* GIVEN REQUEST 1:
Reproduce the records word for word, starting with their first line and ending with the line that contains "legend-label: Plogonnec xyxy=(154,501,225,518)", both ends included.

# PASSAGE PROVIDED start

# Can someone verify the base dimensions / bolt pattern of the PM932?



## tlmartin84 (Apr 24, 2017)

I am about to Start building my stand, (my machine arrives next month) and was hoping someone could provide me with the base dimensions and bolt pattern?

Thanks!


----------



## jbolt (Apr 24, 2017)

The base on mine is 400 mm wide by 590 mm deep. Unfortunately the coolant splash covers I put on don't allow me access to measure the bolt pattern. Based on my experience with other Chinese machine I would expect some variation in dimentions so it might be better to wait for the machine.


----------



## richz (Apr 25, 2017)

I would wait, my bolt hole pattern is 15 1/4" X 18 1/8" but the pattern is not square with the base footprint.


----------



## johnnyc14 (Apr 25, 2017)

This is the dimensions of the PM932 I bought in 2012. As you can see the hole pattern is not perfectly symmetrical so I agree it would be better to wait until your machine arrives before drilling the holes.


----------



## tlmartin84 (Apr 28, 2017)

Thanks fella's.  I plan to wait.  Just trying to get enough material gathered up.

Johnny,  those dimensions are for the stand correct?  I'm not getting the stand, I'm building my own.  Any chance you have dimensions of the actual mill base.

Anyone know how tall the top of the table is from the bottom of the base?


----------



## jbolt (Apr 28, 2017)

tlmartin84 said:


> Anyone know how tall the top of the table is from the bottom of the base?



Mine is 10.02"


----------



## axa88 (Nov 6, 2021)

Sorry about the thread necromancy, but as im starting building a stand for my PM 932 before getting it, id like to know the dimenstions of the base of the mill itself.  the manual has vague info at that.
Ill wait to drill the holes but it would be great if i could get a good idea of so i could design my stand.
Thanis


----------



## axa88 (Nov 20, 2021)

Bump...

Ready to fabricate the mill base supports, anyone willing to give me the bolt dimensions?

The manual mentions nothing the sort.
Of course it's very much appreciated. Thank you


----------



## Cletus (Nov 20, 2021)

The bases of these machine castings are anything but precise.   My advice is that you wait till you receive your machine.  As for the hole locations, you will certainly want to transfer punch those at that time.  I was eagerly looking for the same info when I ordered my PM935 and very glad now that I waited.


----------



## axa88 (Nov 20, 2021)

# PASSAGE PROVIDED end

* GIVEN REQUEST 2:
Name each distinct user who posted in the forum thread about the PM932 base dimensions.

# TASK INPUT start

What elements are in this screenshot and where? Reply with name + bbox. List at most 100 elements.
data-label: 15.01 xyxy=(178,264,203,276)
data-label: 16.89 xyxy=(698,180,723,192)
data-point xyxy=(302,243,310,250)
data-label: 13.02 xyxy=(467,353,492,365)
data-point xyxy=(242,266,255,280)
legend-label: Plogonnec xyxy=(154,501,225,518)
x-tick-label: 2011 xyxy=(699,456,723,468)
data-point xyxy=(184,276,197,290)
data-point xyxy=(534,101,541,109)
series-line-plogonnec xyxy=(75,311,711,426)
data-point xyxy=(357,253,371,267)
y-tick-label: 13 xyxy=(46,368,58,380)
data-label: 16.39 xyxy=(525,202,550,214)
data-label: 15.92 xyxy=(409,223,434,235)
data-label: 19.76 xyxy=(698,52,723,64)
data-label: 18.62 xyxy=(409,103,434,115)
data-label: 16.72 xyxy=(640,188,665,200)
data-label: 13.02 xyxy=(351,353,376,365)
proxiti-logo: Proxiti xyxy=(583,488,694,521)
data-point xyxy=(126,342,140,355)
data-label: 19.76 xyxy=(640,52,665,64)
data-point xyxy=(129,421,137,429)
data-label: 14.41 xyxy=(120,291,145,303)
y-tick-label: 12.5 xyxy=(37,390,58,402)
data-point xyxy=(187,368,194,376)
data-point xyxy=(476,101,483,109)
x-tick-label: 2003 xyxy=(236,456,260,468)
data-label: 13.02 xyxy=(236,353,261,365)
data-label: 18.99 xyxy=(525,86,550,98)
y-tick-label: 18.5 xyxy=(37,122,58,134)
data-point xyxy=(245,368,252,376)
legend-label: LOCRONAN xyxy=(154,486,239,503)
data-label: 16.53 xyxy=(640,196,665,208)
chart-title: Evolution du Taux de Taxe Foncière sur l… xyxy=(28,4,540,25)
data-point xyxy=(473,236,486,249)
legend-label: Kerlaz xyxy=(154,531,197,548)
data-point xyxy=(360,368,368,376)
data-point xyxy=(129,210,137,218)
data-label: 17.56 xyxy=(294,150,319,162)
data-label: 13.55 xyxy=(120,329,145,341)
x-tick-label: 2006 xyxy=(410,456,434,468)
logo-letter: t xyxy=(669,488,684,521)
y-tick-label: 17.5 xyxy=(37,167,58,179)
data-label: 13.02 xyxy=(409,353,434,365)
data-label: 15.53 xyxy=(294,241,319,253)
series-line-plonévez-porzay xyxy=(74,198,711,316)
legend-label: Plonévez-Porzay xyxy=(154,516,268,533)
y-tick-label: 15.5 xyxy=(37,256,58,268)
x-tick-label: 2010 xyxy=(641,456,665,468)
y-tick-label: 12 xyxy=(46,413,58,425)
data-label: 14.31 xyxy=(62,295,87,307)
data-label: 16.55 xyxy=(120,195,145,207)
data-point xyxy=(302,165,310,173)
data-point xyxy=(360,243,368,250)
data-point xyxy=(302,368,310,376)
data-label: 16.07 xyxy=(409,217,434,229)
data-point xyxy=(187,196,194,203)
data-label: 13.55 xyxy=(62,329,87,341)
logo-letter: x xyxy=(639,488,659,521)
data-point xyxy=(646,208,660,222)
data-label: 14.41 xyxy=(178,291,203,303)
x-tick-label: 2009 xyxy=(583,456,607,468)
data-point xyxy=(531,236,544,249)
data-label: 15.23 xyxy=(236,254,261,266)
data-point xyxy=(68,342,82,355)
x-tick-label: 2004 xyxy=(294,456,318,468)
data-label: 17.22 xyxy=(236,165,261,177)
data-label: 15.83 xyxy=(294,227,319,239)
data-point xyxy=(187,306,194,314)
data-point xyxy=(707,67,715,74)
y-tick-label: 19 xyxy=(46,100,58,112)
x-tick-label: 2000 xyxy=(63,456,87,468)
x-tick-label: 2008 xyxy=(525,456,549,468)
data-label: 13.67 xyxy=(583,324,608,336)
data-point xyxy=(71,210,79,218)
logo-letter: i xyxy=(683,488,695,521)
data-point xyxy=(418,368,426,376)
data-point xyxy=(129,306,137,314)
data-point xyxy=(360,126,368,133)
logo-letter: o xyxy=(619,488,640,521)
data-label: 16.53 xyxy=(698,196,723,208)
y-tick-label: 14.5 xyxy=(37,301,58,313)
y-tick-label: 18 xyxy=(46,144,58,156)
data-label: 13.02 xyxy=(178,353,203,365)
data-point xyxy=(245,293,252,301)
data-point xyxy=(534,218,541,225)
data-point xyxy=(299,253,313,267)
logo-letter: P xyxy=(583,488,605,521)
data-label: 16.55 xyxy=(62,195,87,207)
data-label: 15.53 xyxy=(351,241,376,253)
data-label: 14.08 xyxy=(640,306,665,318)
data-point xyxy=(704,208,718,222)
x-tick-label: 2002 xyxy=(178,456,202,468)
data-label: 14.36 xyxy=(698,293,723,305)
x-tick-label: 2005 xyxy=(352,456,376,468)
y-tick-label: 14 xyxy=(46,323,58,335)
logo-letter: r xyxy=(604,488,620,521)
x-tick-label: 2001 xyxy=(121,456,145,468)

# TASK INPUT end

* FULL ANSWER 1:
What elements are in this screenshot and where? Reply with name + bbox. List at most 100 elements.
data-label: 15.01 xyxy=(178,264,203,276)
data-label: 16.89 xyxy=(698,180,723,192)
data-point xyxy=(302,243,310,250)
data-label: 13.02 xyxy=(467,353,492,365)
data-point xyxy=(242,266,255,280)
legend-label: Plogonnec xyxy=(154,501,225,518)

* FULL ANSWER 2:
tlmartin84, jbolt, richz, johnnyc14, axa88, Cletus